* _GIVEN EXERCISE_
Pick out each line with the word "school" from the material that follows.
******
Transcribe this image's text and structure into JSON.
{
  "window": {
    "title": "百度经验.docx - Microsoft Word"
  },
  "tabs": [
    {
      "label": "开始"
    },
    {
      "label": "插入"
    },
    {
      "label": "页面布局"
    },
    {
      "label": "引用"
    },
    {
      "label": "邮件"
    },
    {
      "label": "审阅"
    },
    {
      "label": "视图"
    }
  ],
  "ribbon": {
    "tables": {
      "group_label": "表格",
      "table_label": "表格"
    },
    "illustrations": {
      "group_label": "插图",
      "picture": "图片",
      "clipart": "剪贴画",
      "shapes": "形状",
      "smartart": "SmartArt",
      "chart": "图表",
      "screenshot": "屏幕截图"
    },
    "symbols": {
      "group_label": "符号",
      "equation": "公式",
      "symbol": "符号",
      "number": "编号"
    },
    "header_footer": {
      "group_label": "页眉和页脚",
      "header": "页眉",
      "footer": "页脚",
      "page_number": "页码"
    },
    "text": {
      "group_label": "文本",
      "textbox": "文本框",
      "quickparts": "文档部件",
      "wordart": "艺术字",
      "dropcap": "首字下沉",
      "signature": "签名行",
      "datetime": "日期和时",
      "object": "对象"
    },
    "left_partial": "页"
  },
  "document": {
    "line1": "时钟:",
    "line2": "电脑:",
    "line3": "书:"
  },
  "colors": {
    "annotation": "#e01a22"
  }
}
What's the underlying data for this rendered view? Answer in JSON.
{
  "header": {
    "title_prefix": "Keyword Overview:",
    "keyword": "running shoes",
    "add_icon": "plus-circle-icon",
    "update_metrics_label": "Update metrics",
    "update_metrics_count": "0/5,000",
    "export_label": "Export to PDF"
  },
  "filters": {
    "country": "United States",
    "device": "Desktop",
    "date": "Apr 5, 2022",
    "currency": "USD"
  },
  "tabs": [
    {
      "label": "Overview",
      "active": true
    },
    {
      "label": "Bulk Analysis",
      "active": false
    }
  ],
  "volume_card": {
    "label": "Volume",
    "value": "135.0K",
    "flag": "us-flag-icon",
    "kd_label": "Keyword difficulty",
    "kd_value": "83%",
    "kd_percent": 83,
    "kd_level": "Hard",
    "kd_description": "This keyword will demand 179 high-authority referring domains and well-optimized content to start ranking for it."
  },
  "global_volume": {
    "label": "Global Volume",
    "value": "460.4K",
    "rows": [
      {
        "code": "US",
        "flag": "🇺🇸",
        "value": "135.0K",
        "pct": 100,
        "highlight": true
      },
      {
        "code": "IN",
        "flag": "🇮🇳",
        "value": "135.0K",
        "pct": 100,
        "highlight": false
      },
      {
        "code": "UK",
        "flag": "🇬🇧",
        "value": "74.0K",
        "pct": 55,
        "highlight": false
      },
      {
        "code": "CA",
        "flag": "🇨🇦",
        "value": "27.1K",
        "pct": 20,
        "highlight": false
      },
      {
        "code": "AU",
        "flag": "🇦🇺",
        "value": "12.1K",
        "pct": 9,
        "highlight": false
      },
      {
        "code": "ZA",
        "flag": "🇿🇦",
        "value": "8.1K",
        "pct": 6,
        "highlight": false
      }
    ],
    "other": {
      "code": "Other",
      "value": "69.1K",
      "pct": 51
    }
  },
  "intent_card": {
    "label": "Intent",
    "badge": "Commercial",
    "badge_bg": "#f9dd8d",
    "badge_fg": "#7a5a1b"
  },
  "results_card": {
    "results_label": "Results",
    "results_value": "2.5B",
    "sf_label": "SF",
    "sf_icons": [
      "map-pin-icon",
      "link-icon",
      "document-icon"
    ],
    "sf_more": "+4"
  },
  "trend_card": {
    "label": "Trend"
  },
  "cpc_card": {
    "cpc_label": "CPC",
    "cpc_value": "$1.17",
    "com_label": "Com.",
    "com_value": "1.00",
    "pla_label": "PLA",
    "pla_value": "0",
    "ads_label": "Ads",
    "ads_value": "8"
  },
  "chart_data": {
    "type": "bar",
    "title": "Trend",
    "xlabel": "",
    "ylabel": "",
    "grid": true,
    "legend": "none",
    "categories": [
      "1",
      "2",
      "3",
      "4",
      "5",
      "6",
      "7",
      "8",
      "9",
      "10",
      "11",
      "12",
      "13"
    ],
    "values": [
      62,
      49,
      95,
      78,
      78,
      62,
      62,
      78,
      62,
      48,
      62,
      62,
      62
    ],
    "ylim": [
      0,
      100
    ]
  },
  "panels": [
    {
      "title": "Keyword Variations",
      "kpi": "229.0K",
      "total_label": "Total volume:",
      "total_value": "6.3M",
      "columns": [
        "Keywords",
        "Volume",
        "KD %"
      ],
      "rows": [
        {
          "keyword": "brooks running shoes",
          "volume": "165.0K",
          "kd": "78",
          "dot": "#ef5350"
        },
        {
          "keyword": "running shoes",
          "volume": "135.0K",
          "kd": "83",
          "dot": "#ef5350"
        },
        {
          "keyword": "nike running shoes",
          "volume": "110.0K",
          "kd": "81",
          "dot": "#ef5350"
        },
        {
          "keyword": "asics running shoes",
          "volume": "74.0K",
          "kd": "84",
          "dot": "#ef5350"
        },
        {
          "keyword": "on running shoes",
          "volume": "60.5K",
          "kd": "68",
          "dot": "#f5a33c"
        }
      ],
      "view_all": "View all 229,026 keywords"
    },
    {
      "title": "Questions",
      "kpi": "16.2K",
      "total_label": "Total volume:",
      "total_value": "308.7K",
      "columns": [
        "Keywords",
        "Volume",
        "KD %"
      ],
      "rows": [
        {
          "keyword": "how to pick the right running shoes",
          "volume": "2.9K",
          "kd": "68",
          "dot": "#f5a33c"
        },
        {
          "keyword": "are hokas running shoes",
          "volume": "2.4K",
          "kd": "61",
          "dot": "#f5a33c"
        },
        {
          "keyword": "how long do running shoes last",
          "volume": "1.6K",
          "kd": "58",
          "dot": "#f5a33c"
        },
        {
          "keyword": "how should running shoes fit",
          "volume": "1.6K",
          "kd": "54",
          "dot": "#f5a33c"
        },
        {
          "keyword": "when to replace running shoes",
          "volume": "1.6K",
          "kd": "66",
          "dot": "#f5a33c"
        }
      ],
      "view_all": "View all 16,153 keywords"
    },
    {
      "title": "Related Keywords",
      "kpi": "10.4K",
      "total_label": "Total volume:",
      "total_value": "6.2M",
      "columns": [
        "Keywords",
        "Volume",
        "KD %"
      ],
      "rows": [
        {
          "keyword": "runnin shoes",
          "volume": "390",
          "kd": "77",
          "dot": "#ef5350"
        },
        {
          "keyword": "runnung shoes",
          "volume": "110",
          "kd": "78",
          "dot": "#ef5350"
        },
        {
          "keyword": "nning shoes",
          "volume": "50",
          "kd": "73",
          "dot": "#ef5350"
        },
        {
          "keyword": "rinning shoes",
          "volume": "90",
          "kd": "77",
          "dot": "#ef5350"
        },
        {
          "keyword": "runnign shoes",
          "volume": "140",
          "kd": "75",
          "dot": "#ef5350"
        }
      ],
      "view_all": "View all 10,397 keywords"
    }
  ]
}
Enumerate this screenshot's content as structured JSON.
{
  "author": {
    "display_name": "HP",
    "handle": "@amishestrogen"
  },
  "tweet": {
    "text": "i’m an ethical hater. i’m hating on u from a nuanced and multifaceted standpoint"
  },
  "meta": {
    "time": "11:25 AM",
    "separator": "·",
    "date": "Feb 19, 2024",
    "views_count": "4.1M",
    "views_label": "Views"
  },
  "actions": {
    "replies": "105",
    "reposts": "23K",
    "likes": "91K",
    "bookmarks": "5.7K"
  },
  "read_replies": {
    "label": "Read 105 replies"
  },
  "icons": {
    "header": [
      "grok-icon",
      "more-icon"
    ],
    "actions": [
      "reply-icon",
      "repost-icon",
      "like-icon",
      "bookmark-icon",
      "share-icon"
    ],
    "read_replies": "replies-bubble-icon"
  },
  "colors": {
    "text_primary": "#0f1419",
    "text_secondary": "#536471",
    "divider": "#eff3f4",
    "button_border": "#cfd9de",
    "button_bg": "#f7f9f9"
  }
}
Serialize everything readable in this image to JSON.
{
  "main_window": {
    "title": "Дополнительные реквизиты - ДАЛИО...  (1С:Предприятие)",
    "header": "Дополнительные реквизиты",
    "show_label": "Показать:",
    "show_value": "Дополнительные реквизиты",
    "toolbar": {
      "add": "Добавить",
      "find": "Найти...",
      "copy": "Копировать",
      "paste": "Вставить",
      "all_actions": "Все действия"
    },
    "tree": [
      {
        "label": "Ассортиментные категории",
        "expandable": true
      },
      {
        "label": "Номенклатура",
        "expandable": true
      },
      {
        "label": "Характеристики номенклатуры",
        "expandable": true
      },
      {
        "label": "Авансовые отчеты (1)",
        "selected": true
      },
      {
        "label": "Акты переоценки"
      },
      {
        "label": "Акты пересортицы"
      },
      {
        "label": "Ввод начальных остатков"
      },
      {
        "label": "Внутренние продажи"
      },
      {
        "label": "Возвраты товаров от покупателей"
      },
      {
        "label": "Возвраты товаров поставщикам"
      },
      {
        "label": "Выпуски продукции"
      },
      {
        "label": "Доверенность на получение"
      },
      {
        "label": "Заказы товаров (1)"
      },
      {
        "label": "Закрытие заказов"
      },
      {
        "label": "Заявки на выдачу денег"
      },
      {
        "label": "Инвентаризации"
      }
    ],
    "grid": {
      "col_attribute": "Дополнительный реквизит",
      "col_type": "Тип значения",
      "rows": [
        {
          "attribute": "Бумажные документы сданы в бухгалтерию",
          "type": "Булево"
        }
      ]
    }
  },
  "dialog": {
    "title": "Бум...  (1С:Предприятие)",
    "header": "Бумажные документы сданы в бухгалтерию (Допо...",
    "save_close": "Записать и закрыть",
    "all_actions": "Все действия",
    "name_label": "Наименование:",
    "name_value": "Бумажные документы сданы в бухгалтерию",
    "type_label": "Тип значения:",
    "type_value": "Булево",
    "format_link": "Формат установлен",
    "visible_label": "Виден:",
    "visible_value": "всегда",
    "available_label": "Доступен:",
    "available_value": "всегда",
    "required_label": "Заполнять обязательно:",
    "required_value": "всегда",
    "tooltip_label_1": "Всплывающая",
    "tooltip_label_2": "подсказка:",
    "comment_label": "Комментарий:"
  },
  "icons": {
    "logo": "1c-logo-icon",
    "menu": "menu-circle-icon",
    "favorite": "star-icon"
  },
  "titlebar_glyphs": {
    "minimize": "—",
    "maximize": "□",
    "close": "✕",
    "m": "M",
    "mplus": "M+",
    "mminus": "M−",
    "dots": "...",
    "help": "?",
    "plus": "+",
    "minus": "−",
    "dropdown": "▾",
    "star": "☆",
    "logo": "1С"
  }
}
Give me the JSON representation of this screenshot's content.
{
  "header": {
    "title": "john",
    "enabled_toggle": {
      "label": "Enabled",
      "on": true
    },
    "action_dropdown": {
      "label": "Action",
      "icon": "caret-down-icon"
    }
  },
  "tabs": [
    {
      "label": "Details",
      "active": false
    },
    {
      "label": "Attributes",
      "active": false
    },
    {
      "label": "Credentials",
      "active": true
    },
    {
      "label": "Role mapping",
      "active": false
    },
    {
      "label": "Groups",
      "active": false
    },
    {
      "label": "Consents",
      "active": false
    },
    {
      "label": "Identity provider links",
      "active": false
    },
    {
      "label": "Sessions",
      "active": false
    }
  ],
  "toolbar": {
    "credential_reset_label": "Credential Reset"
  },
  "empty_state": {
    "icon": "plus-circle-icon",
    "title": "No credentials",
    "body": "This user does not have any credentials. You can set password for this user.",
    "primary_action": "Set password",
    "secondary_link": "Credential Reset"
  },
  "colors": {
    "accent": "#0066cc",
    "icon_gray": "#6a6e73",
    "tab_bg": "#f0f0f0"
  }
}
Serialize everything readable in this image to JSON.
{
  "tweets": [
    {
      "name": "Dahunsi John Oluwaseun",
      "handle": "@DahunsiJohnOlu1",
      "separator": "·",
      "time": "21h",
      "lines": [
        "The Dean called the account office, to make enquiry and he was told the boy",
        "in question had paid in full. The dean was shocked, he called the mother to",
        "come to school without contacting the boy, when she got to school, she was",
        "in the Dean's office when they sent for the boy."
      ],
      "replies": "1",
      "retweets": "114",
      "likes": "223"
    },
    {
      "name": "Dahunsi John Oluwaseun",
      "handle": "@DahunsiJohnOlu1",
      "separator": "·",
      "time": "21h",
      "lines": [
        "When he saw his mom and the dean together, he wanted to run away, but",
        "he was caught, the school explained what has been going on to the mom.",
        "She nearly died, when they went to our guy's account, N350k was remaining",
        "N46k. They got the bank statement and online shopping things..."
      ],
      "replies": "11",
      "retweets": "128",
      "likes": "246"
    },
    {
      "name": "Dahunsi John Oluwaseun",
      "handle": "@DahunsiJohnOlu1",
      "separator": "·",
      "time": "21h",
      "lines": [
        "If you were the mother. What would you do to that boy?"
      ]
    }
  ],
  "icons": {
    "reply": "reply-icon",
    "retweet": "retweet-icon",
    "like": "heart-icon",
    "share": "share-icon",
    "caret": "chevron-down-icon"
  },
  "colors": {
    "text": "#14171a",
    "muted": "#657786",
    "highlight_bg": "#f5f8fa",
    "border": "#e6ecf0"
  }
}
******
* _COMPLETED TASK_
        "come to school without contacting the boy, when she got to school, she was",
        "he was caught, the school explained what has been going on to the mom.",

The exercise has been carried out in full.